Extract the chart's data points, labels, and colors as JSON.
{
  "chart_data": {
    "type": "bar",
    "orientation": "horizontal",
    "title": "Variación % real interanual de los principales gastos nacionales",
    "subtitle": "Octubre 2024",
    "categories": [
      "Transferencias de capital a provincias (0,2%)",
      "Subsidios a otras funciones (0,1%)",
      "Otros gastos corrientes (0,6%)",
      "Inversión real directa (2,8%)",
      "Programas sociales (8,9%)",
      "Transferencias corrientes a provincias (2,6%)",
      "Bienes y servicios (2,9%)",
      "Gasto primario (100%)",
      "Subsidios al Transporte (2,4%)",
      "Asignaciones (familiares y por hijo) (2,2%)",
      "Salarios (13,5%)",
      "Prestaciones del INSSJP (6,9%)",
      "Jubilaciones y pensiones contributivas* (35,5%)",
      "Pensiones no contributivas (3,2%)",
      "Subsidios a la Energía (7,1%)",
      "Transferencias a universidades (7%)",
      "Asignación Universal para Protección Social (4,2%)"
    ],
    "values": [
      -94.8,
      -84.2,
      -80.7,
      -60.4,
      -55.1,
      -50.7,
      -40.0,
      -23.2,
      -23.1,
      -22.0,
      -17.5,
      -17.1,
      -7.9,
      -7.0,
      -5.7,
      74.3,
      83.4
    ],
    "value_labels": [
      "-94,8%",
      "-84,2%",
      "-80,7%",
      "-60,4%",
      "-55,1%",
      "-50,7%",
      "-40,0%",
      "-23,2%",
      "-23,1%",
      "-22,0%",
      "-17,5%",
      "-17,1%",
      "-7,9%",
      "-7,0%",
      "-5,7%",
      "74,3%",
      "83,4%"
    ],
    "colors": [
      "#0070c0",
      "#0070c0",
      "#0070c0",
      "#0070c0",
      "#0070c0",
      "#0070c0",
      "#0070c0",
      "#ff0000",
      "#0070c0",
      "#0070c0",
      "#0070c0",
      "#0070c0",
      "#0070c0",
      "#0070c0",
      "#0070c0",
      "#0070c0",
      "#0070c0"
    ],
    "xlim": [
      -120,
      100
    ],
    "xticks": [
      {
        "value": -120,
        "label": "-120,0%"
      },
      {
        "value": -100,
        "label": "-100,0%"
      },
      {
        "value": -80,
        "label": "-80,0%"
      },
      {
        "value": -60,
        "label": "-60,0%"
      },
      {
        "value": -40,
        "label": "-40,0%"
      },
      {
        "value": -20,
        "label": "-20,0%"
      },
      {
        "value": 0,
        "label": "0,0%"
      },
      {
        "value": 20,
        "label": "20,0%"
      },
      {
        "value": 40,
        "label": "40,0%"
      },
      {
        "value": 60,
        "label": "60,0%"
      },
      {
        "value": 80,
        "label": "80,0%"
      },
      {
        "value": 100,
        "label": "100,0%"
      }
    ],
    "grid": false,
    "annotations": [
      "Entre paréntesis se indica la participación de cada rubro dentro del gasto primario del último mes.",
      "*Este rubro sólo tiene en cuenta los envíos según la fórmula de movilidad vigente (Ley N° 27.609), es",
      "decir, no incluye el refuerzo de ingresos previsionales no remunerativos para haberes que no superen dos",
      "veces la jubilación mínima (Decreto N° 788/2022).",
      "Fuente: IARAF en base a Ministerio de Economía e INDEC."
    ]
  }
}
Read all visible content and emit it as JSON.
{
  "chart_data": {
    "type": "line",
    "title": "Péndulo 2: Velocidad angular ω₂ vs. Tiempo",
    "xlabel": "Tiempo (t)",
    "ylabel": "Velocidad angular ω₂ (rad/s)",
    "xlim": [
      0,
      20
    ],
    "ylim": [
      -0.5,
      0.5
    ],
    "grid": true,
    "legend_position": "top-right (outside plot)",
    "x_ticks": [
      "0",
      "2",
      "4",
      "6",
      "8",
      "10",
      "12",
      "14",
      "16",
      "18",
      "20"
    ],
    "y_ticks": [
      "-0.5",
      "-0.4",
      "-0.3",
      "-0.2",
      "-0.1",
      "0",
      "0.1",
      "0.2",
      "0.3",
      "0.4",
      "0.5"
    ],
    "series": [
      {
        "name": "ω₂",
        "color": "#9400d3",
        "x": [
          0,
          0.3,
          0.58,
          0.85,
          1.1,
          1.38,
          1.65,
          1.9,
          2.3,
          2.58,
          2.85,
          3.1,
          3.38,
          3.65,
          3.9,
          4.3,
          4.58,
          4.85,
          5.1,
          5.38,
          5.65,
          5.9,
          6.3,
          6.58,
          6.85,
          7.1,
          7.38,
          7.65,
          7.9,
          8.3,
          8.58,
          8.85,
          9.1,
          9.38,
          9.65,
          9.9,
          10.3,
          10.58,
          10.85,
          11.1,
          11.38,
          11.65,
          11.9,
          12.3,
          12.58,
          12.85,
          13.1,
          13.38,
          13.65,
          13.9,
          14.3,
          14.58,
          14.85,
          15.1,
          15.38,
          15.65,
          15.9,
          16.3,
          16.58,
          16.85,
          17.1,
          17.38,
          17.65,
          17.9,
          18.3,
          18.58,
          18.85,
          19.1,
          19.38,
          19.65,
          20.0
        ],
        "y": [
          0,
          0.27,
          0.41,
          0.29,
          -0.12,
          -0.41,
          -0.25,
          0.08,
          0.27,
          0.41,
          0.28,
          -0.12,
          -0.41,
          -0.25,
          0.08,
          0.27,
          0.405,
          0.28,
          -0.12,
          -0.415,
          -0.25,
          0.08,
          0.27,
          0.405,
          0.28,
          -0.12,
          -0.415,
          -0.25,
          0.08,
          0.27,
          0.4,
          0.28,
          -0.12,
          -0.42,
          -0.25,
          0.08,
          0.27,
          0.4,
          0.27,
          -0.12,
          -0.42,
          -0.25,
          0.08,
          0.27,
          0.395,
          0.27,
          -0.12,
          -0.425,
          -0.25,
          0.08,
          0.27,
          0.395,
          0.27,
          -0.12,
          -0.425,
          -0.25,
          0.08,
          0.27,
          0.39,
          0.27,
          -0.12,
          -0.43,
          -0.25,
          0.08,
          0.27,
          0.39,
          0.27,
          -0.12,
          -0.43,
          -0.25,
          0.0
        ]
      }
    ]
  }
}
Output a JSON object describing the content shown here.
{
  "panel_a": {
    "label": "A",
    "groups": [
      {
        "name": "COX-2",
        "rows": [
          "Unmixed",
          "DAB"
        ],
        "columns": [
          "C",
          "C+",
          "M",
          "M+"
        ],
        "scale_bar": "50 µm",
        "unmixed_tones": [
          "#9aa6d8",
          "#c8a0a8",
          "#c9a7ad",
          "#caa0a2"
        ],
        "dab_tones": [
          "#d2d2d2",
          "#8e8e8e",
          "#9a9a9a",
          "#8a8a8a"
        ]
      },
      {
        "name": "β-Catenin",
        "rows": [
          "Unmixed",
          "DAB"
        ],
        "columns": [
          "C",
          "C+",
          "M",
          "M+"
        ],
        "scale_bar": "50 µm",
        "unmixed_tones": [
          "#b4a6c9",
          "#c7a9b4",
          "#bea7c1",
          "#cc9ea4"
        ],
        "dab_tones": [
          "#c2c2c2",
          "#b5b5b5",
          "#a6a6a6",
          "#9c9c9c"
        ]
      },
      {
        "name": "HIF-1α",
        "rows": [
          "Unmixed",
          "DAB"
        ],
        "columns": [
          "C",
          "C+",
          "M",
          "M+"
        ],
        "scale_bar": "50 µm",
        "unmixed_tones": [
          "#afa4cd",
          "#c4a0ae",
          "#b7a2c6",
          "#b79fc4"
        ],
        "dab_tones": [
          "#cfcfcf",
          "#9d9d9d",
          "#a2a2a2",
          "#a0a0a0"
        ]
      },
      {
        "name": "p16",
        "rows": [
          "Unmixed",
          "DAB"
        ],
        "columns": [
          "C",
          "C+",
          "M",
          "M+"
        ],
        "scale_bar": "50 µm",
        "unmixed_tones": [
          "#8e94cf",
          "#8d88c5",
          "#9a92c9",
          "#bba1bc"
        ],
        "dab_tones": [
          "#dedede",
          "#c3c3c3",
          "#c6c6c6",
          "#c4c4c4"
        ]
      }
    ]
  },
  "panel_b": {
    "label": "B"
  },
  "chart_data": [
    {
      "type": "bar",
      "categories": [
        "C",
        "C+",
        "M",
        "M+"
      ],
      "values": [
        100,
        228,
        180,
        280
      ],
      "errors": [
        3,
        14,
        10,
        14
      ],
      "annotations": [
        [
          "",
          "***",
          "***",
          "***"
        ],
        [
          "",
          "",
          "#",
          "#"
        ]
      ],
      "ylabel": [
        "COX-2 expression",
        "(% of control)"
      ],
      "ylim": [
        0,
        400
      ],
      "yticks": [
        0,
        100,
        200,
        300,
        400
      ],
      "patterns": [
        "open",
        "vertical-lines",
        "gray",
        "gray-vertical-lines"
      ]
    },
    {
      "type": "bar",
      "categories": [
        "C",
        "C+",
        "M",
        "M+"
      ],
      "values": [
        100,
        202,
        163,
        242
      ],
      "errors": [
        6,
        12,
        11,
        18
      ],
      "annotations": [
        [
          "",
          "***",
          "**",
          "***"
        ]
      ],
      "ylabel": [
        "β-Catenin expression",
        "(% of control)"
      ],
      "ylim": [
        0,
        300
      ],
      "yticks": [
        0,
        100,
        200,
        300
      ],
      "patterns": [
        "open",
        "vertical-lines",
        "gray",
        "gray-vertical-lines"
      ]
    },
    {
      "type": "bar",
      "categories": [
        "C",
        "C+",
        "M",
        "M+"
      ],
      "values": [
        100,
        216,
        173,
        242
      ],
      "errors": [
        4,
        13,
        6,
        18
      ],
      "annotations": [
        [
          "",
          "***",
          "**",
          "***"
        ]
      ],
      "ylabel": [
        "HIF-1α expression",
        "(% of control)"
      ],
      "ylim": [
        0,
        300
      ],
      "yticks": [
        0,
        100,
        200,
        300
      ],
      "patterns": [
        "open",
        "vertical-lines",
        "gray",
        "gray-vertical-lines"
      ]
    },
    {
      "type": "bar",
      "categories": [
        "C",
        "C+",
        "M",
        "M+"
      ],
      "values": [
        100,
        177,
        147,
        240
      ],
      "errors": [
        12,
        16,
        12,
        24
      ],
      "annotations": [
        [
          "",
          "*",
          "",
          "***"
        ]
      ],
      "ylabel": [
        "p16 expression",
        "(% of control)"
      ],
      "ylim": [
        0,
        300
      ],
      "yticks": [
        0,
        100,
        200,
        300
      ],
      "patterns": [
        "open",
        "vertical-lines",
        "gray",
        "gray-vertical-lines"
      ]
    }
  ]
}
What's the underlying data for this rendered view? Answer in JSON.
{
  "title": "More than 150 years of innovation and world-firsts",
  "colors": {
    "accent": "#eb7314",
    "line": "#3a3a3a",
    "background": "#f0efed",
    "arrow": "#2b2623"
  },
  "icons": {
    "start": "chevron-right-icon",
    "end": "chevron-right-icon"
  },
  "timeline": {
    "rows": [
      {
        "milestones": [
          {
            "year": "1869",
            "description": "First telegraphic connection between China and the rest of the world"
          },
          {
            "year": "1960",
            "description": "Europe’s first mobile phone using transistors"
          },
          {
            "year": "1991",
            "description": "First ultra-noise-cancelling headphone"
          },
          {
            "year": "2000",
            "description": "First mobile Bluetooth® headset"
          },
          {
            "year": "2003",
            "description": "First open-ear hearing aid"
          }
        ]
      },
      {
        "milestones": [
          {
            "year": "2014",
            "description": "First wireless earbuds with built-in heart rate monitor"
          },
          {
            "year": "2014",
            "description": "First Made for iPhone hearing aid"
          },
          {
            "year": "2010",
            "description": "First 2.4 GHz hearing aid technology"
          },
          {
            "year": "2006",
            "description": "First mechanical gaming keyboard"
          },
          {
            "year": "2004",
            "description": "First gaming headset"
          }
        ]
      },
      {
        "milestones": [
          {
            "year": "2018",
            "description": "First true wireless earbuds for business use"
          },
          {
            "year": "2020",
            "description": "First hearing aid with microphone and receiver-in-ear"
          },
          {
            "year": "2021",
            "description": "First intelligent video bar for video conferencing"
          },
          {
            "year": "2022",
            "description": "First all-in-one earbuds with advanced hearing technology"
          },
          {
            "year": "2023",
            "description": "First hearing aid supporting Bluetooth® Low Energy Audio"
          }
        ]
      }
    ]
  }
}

**Work to do:**
Count how many lines of the data include the word "with". Your reply should be that number alone.

**Answer to the task:**
3